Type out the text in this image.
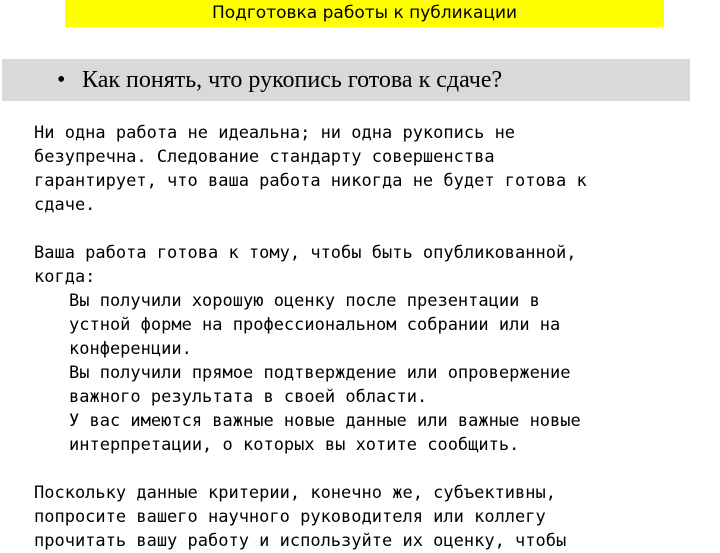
Подготовка работы к публикации
• Как понять, что рукопись готова к сдаче?

Ни одна работа не идеальна; ни одна рукопись не
безупречна. Следование стандарту совершенства
гарантирует, что ваша работа никогда не будет готова к
сдаче.

Ваша работа готова к тому, чтобы быть опубликованной,
когда:

Вы получили хорошую оценку после презентации в
устной форме на профессиональном собрании или на
конференции.
Вы получили прямое подтверждение или опровержение
важного результата в своей области.
У вас имеются важные новые данные или важные новые
интерпретации, о которых вы хотите сообщить.

Поскольку данные критерии, конечно же, субъективны,
попросите вашего научного руководителя или коллегу
прочитать вашу работу и используйте их оценку, чтобы
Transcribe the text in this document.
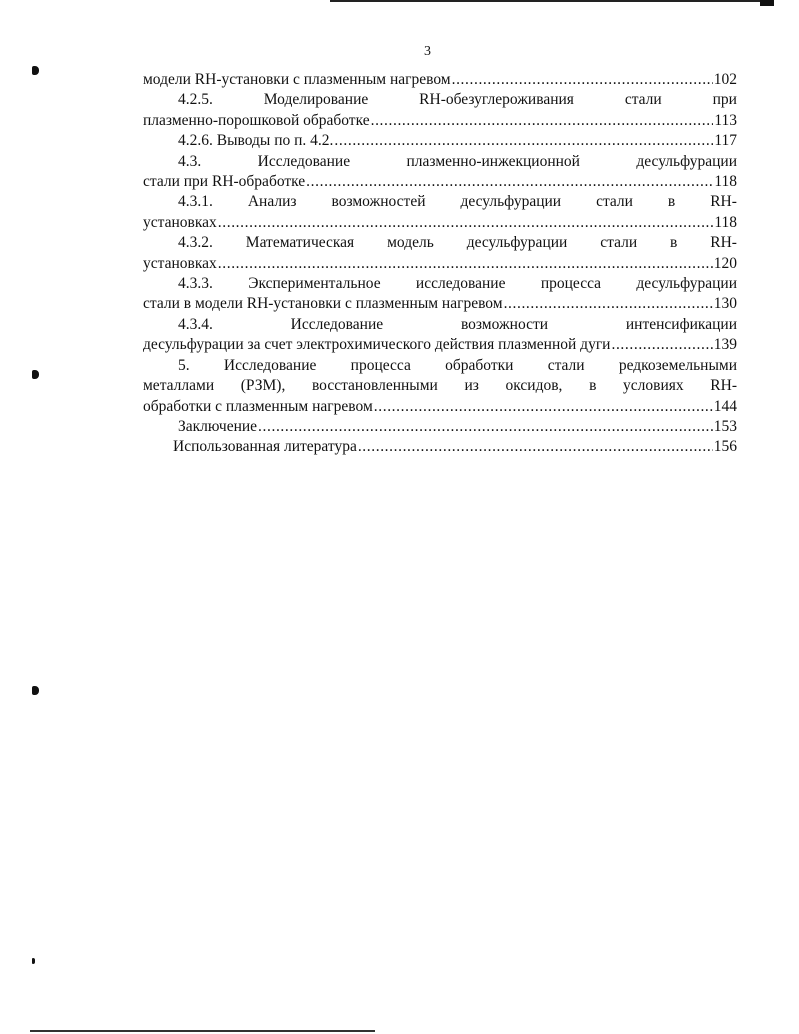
3
модели RH-установки с плазменным нагревом .....	102
4.2.5.	Моделирование	RH-обезуглероживания	стали	при
плазменно-порошковой обработке .....	113
4.2.6. Выводы по п. 4.2. .....	117
4.3.	Исследование	плазменно-инжекционной	десульфурации
стали при RH-обработке .....	118
4.3.1. Анализ возможностей десульфурации стали в RH-
установках .....	118
4.3.2. Математическая модель десульфурации стали в RH-
установках .....	120
4.3.3. Экспериментальное исследование процесса десульфурации
стали в модели RH-установки с плазменным нагревом .....	130
4.3.4.	Исследование	возможности	интенсификации
десульфурации за счет электрохимического действия плазменной дуги .....	139
5. Исследование процесса обработки стали редкоземельными
металлами (РЗМ), восстановленными из оксидов, в условиях RH-
обработки с плазменным нагревом .....	144
Заключение .....	153
Использованная литература .....	156
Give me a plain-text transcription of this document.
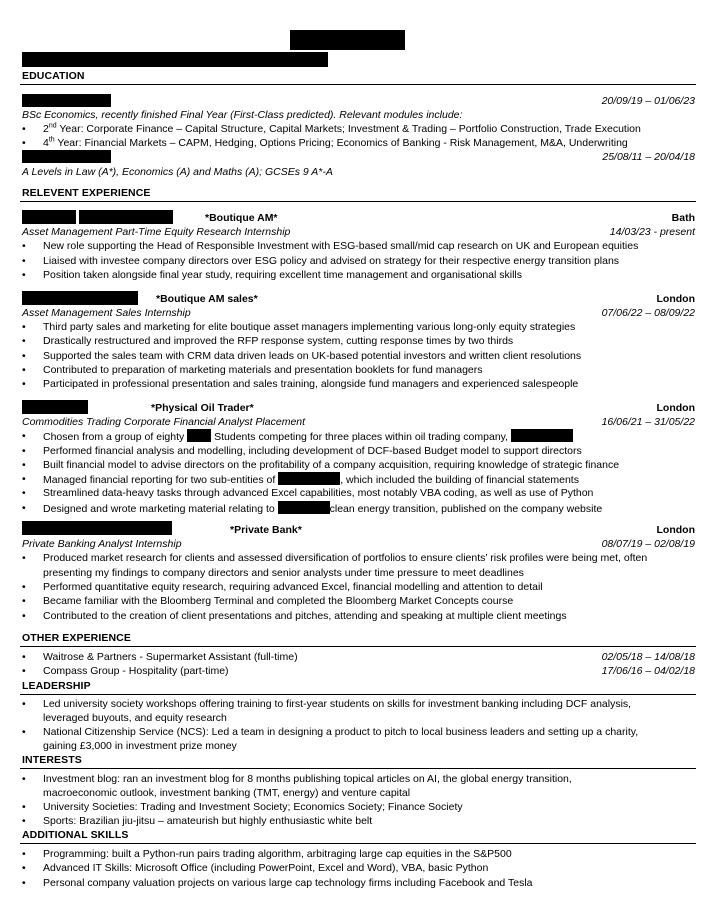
EDUCATION
20/09/19 – 01/06/23
BSc Economics, recently finished Final Year (First-Class predicted). Relevant modules include:
• 2nd Year: Corporate Finance – Capital Structure, Capital Markets; Investment & Trading – Portfolio Construction, Trade Execution
• 4th Year: Financial Markets – CAPM, Hedging, Options Pricing; Economics of Banking - Risk Management, M&A, Underwriting
25/08/11 – 20/04/18
A Levels in Law (A*), Economics (A) and Maths (A); GCSEs 9 A*-A
RELEVENT EXPERIENCE
*Boutique AM*	Bath
Asset Management Part-Time Equity Research Internship	14/03/23 - present
• New role supporting the Head of Responsible Investment with ESG-based small/mid cap research on UK and European equities
• Liaised with investee company directors over ESG policy and advised on strategy for their respective energy transition plans
• Position taken alongside final year study, requiring excellent time management and organisational skills
*Boutique AM sales*	London
Asset Management Sales Internship	07/06/22 – 08/09/22
• Third party sales and marketing for elite boutique asset managers implementing various long-only equity strategies
• Drastically restructured and improved the RFP response system, cutting response times by two thirds
• Supported the sales team with CRM data driven leads on UK-based potential investors and written client resolutions
• Contributed to preparation of marketing materials and presentation booklets for fund managers
• Participated in professional presentation and sales training, alongside fund managers and experienced salespeople
*Physical Oil Trader*	London
Commodities Trading Corporate Financial Analyst Placement	16/06/21 – 31/05/22
• Chosen from a group of eighty  Students competing for three places within oil trading company,
• Performed financial analysis and modelling, including development of DCF-based Budget model to support directors
• Built financial model to advise directors on the profitability of a company acquisition, requiring knowledge of strategic finance
• Managed financial reporting for two sub-entities of	, which included the building of financial statements
• Streamlined data-heavy tasks through advanced Excel capabilities, most notably VBA coding, as well as use of Python
• Designed and wrote marketing material relating to	clean energy transition, published on the company website
*Private Bank*	London
Private Banking Analyst Internship	08/07/19 – 02/08/19
• Produced market research for clients and assessed diversification of portfolios to ensure clients’ risk profiles were being met, often
presenting my findings to company directors and senior analysts under time pressure to meet deadlines
• Performed quantitative equity research, requiring advanced Excel, financial modelling and attention to detail
• Became familiar with the Bloomberg Terminal and completed the Bloomberg Market Concepts course
• Contributed to the creation of client presentations and pitches, attending and speaking at multiple client meetings
OTHER EXPERIENCE
• Waitrose & Partners - Supermarket Assistant (full-time)	02/05/18 – 14/08/18
• Compass Group - Hospitality (part-time)	17/06/16 – 04/02/18
LEADERSHIP
• Led university society workshops offering training to first-year students on skills for investment banking including DCF analysis,
leveraged buyouts, and equity research
• National Citizenship Service (NCS): Led a team in designing a product to pitch to local business leaders and setting up a charity,
gaining £3,000 in investment prize money
INTERESTS
• Investment blog: ran an investment blog for 8 months publishing topical articles on AI, the global energy transition,
macroeconomic outlook, investment banking (TMT, energy) and venture capital
• University Societies: Trading and Investment Society; Economics Society; Finance Society
• Sports: Brazilian jiu-jitsu – amateurish but highly enthusiastic white belt
ADDITIONAL SKILLS
• Programming: built a Python-run pairs trading algorithm, arbitraging large cap equities in the S&P500
• Advanced IT Skills: Microsoft Office (including PowerPoint, Excel and Word), VBA, basic Python
• Personal company valuation projects on various large cap technology firms including Facebook and Tesla
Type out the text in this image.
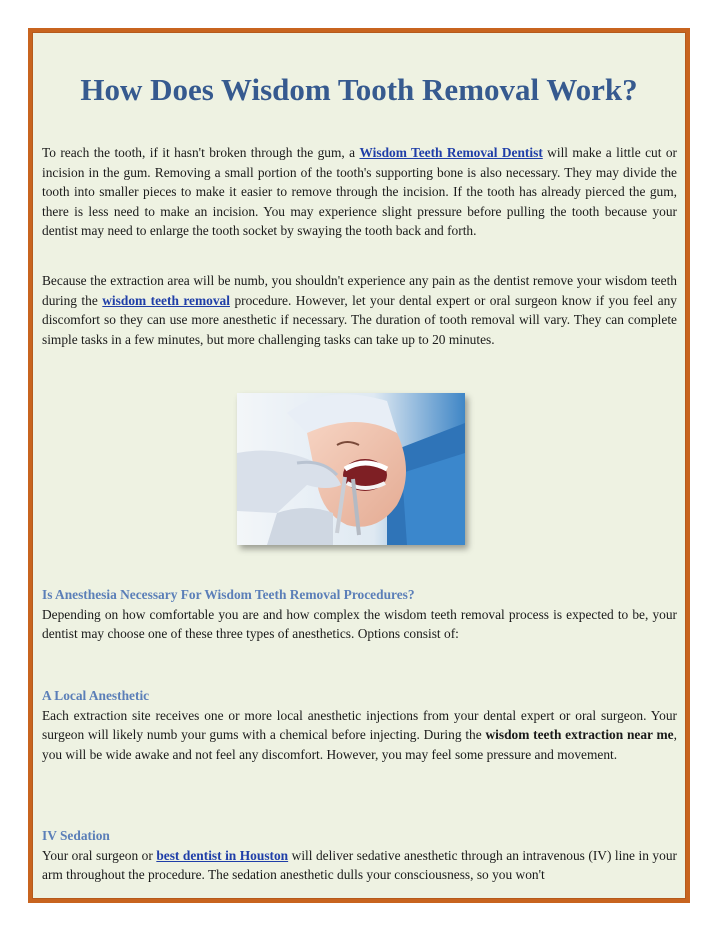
How Does Wisdom Tooth Removal Work?

To reach the tooth, if it hasn't broken through the gum, a Wisdom Teeth Removal Dentist will make a little cut or incision in the gum. Removing a small portion of the tooth's supporting bone is also necessary. They may divide the tooth into smaller pieces to make it easier to remove through the incision. If the tooth has already pierced the gum, there is less need to make an incision. You may experience slight pressure before pulling the tooth because your dentist may need to enlarge the tooth socket by swaying the tooth back and forth.

Because the extraction area will be numb, you shouldn't experience any pain as the dentist remove your wisdom teeth during the wisdom teeth removal procedure. However, let your dental expert or oral surgeon know if you feel any discomfort so they can use more anesthetic if necessary. The duration of tooth removal will vary. They can complete simple tasks in a few minutes, but more challenging tasks can take up to 20 minutes.

Is Anesthesia Necessary For Wisdom Teeth Removal Procedures?

Depending on how comfortable you are and how complex the wisdom teeth removal process is expected to be, your dentist may choose one of these three types of anesthetics. Options consist of:

A Local Anesthetic

Each extraction site receives one or more local anesthetic injections from your dental expert or oral surgeon. Your surgeon will likely numb your gums with a chemical before injecting. During the wisdom teeth extraction near me, you will be wide awake and not feel any discomfort. However, you may feel some pressure and movement.

IV Sedation

Your oral surgeon or best dentist in Houston will deliver sedative anesthetic through an intravenous (IV) line in your arm throughout the procedure. The sedation anesthetic dulls your consciousness, so you won't
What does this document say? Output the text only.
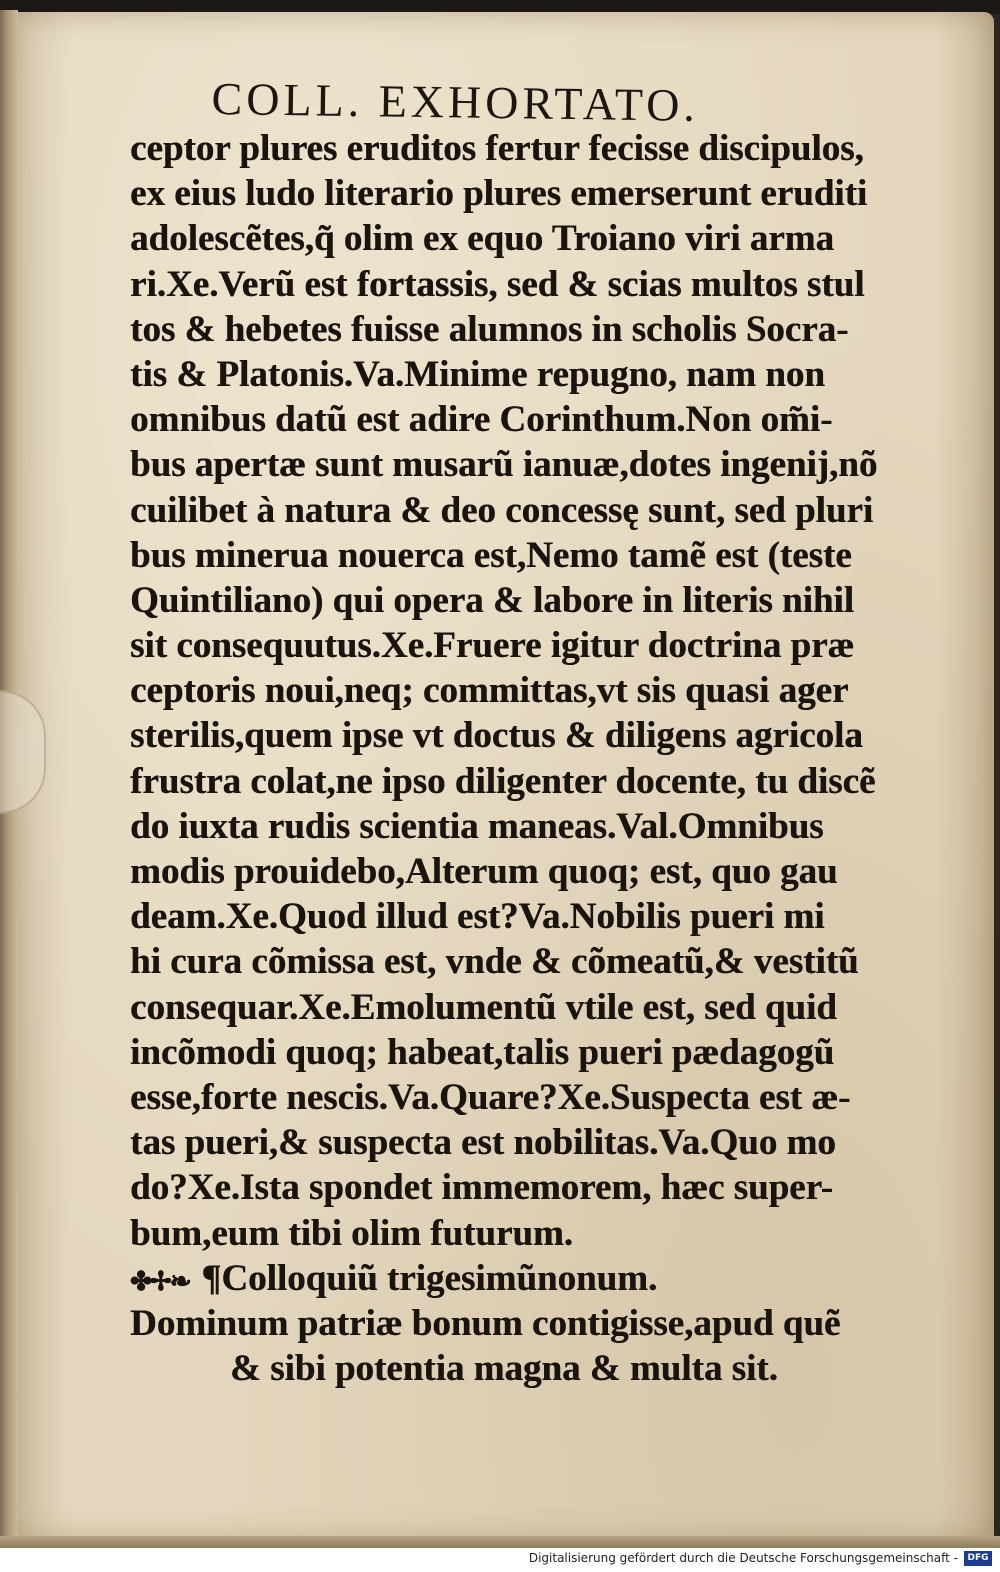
COLL. EXHORTATO.
ceptor plures eruditos fertur fecisse discipulos,
ex eius ludo literario plures emerserunt eruditi
adolescẽtes,q̃ olim ex equo Troiano viri arma
ri.Xe.Verũ est fortassis, sed & scias multos stul
tos & hebetes fuisse alumnos in scholis Socra-
tis & Platonis.Va.Minime repugno, nam non
omnibus datũ est adire Corinthum.Non om̃i-
bus apertæ sunt musarũ ianuæ,dotes ingenij,nõ
cuilibet à natura & deo concessę sunt, sed pluri
bus minerua nouerca est,Nemo tamẽ est (teste
Quintiliano) qui opera & labore in literis nihil
sit consequutus.Xe.Fruere igitur doctrina præ
ceptoris noui,neq; committas,vt sis quasi ager
sterilis,quem ipse vt doctus & diligens agricola
frustra colat,ne ipso diligenter docente, tu discẽ
do iuxta rudis scientia maneas.Val.Omnibus
modis prouidebo,Alterum quoq; est, quo gau
deam.Xe.Quod illud est?Va.Nobilis pueri mi
hi cura cõmissa est, vnde & cõmeatũ,& vestitũ
consequar.Xe.Emolumentũ vtile est, sed quid
incõmodi quoq; habeat,talis pueri pædagogũ
esse,forte nescis.Va.Quare?Xe.Suspecta est æ-
tas pueri,& suspecta est nobilitas.Va.Quo mo
do?Xe.Ista spondet immemorem, hæc super-
bum,eum tibi olim futurum.
✤✢❧ ¶Colloquiũ trigesimũnonum.
Dominum patriæ bonum contigisse,apud quẽ
& sibi potentia magna & multa sit.
Digitalisierung gefördert durch die Deutsche Forschungsgemeinschaft -	DFG
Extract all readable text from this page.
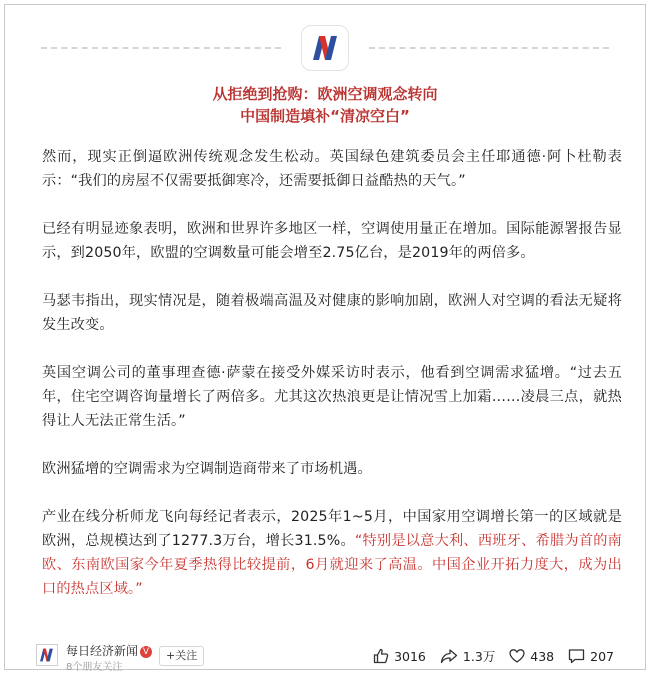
从拒绝到抢购：欧洲空调观念转向
中国制造填补“清凉空白”

然而，现实正倒逼欧洲传统观念发生松动。英国绿色建筑委员会主任耶通德·阿卜杜勒表示：“我们的房屋不仅需要抵御寒冷，还需要抵御日益酷热的天气。”

已经有明显迹象表明，欧洲和世界许多地区一样，空调使用量正在增加。国际能源署报告显示，到2050年，欧盟的空调数量可能会增至2.75亿台，是2019年的两倍多。

马瑟韦指出，现实情况是，随着极端高温及对健康的影响加剧，欧洲人对空调的看法无疑将发生改变。

英国空调公司的董事理查德·萨蒙在接受外媒采访时表示，他看到空调需求猛增。“过去五年，住宅空调咨询量增长了两倍多。尤其这次热浪更是让情况雪上加霜……凌晨三点，就热得让人无法正常生活。”

欧洲猛增的空调需求为空调制造商带来了市场机遇。

产业在线分析师龙飞向每经记者表示，2025年1~5月，中国家用空调增长第一的区域就是欧洲，总规模达到了1277.3万台，增长31.5%。“特别是以意大利、西班牙、希腊为首的南欧、东南欧国家今年夏季热得比较提前，6月就迎来了高温。中国企业开拓力度大，成为出口的热点区域。”

每日经济新闻 V
8个朋友关注
+关注	3016	1.3万	438	207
• • •
WHAT TO PRODUCE ->
Output only the lines from the line that contains "Extract all readable text from this page." through the end of the material, both ends included, and skip every picture.

THE RESPONSE ->
Extract all readable text from this page.
从拒绝到抢购：欧洲空调观念转向
中国制造填补“清凉空白”

然而，现实正倒逼欧洲传统观念发生松动。英国绿色建筑委员会主任耶通德·阿卜杜勒表示：“我们的房屋不仅需要抵御寒冷，还需要抵御日益酷热的天气。”

已经有明显迹象表明，欧洲和世界许多地区一样，空调使用量正在增加。国际能源署报告显示，到2050年，欧盟的空调数量可能会增至2.75亿台，是2019年的两倍多。

马瑟韦指出，现实情况是，随着极端高温及对健康的影响加剧，欧洲人对空调的看法无疑将发生改变。

英国空调公司的董事理查德·萨蒙在接受外媒采访时表示，他看到空调需求猛增。“过去五年，住宅空调咨询量增长了两倍多。尤其这次热浪更是让情况雪上加霜……凌晨三点，就热得让人无法正常生活。”

欧洲猛增的空调需求为空调制造商带来了市场机遇。

产业在线分析师龙飞向每经记者表示，2025年1~5月，中国家用空调增长第一的区域就是欧洲，总规模达到了1277.3万台，增长31.5%。“特别是以意大利、西班牙、希腊为首的南欧、东南欧国家今年夏季热得比较提前，6月就迎来了高温。中国企业开拓力度大，成为出口的热点区域。”

每日经济新闻 V
8个朋友关注
+关注	3016	1.3万	438	207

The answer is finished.